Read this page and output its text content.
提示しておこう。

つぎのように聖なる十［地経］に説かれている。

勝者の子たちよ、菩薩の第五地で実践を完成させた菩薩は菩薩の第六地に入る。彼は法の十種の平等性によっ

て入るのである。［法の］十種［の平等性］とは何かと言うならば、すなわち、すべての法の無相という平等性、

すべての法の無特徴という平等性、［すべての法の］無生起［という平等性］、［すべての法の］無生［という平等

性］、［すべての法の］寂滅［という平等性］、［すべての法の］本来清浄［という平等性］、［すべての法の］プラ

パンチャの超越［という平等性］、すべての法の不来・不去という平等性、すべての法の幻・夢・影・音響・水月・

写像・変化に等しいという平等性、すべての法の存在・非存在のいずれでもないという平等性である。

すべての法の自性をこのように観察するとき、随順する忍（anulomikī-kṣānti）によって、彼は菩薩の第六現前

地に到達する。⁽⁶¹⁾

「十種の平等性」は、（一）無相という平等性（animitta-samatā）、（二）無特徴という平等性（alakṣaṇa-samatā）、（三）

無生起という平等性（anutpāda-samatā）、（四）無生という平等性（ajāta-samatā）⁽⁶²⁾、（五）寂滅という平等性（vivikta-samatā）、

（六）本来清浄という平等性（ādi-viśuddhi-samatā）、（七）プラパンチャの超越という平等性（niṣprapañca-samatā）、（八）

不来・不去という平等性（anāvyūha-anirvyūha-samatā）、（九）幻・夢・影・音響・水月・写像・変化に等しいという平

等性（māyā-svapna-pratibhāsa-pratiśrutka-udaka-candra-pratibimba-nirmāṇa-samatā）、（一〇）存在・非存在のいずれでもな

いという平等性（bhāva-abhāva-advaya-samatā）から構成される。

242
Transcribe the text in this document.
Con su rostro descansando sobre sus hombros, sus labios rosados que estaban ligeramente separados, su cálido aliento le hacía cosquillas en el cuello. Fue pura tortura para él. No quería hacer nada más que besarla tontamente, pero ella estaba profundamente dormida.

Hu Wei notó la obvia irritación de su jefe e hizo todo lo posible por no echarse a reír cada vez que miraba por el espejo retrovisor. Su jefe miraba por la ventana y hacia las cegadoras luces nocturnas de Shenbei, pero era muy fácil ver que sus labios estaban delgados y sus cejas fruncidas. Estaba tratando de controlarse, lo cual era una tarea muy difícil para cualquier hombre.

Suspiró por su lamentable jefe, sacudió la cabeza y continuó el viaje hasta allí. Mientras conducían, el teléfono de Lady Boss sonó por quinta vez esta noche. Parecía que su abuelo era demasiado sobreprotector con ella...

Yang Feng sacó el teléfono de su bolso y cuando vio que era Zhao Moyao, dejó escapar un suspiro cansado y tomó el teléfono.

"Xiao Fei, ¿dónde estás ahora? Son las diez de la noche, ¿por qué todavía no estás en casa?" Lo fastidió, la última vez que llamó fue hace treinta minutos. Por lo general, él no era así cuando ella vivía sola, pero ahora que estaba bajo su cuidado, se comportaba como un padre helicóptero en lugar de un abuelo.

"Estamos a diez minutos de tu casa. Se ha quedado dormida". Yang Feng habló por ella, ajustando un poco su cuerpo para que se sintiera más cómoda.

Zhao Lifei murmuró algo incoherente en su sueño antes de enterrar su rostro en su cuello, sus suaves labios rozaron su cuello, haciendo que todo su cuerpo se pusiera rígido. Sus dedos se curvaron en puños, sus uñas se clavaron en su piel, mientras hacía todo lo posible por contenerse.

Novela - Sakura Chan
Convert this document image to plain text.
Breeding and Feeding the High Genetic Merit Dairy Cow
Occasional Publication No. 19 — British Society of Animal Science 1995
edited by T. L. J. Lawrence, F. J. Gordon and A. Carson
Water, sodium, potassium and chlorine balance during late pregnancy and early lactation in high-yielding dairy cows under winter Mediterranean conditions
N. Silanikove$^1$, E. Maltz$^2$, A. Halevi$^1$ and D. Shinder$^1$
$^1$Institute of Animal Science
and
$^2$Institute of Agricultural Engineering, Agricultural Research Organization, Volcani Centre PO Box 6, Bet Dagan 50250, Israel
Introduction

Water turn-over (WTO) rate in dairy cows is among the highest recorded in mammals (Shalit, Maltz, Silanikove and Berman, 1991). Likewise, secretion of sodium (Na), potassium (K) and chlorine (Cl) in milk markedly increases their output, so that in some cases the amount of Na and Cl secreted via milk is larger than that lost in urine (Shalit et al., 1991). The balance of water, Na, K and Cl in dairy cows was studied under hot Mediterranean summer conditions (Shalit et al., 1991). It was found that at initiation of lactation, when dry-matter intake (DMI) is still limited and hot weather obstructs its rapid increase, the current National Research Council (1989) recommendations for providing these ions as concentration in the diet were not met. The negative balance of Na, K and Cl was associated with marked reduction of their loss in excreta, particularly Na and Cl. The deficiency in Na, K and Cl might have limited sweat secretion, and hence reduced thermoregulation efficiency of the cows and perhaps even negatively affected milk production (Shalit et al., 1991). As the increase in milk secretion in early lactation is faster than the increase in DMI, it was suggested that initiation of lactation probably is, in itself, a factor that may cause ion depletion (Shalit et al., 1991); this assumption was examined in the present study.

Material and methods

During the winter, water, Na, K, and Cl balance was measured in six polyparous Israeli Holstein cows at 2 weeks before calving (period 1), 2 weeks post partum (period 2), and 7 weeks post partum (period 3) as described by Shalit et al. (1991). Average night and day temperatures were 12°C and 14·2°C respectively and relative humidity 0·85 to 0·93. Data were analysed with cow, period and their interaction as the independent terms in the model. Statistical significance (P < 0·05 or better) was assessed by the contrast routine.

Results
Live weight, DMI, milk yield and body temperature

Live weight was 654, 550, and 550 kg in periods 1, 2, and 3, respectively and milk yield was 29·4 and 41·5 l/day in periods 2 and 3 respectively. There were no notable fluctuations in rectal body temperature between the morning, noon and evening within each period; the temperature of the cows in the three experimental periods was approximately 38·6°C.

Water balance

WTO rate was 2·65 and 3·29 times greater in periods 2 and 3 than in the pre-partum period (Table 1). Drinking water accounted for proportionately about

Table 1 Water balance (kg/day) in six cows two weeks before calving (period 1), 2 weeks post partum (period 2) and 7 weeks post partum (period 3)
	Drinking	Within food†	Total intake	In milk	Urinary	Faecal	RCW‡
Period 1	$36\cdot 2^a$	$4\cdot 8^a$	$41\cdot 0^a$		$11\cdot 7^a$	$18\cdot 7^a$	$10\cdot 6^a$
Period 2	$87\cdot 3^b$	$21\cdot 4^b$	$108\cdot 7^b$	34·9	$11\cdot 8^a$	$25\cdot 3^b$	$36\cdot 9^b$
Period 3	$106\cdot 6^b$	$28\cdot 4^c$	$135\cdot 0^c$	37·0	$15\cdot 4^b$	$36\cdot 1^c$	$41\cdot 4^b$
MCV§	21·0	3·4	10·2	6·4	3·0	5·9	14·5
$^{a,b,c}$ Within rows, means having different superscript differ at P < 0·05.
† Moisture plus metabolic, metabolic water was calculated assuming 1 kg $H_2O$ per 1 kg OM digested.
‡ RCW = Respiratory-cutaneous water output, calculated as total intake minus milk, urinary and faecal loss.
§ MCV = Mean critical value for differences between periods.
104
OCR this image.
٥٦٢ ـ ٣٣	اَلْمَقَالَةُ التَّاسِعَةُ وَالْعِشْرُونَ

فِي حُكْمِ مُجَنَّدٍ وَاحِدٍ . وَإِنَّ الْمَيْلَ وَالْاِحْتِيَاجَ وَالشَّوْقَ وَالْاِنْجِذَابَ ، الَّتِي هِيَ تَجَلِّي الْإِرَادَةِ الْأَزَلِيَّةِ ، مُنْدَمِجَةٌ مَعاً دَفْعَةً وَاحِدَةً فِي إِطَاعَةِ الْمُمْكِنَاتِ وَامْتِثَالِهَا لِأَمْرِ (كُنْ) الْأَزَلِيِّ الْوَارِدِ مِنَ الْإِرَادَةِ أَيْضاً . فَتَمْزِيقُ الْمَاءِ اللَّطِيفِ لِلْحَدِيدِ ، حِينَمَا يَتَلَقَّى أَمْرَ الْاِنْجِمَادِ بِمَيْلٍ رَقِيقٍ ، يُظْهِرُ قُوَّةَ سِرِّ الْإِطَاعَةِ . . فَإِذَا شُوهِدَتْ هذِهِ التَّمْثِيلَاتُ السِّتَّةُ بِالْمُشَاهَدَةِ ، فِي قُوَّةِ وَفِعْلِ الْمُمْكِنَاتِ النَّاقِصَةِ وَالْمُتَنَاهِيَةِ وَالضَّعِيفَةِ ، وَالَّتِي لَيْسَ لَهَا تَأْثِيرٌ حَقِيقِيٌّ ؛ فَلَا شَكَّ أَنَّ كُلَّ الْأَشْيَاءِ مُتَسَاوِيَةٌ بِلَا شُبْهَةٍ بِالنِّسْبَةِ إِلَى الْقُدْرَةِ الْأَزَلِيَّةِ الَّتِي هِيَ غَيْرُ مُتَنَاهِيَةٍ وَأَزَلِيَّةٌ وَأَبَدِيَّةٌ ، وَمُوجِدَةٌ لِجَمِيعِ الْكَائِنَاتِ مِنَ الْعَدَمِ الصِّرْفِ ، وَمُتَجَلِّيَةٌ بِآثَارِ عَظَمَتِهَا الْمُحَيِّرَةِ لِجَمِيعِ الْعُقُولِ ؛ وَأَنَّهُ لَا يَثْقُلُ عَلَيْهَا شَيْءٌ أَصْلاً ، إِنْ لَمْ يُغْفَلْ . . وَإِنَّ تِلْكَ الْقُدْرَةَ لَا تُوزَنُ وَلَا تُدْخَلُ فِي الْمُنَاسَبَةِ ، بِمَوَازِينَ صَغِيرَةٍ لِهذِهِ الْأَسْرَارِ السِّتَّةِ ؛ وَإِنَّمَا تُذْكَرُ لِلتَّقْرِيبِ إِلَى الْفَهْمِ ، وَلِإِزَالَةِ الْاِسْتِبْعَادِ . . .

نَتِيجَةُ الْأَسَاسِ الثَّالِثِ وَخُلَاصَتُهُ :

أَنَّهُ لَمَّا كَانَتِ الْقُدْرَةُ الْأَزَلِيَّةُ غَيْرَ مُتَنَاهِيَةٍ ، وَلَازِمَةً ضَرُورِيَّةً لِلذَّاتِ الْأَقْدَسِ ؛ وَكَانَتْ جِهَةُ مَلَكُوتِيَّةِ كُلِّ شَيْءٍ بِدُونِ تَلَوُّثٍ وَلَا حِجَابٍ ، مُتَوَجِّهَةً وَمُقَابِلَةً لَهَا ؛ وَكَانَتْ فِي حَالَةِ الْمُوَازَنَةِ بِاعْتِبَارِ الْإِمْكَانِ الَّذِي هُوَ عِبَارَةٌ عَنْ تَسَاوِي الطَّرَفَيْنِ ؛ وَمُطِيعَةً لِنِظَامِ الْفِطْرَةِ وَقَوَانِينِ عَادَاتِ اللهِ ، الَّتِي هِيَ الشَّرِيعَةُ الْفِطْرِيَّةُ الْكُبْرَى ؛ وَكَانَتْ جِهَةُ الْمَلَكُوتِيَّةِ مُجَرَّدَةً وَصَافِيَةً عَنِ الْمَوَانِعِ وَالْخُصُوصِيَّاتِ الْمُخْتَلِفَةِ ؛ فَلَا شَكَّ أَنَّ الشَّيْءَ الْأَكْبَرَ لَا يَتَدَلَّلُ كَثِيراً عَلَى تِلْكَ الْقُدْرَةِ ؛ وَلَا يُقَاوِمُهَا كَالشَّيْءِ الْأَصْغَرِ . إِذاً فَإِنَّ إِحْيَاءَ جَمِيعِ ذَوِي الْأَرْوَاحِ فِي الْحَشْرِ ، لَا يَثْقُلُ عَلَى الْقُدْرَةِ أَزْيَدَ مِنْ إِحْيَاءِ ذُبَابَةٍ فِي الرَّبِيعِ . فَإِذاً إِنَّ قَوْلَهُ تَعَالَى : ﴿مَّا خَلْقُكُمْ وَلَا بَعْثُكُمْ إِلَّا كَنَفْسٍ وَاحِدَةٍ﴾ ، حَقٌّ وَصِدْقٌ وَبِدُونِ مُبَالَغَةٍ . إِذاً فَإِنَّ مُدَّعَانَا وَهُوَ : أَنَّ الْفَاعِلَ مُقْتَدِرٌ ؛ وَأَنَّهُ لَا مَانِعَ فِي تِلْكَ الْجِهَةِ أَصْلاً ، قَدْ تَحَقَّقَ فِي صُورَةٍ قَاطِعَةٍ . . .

-.-.-

WRITTEN REQUEST => Tell how many lines of the data include the word "teléfono", and nothing else.

TASK RESPONSE => 2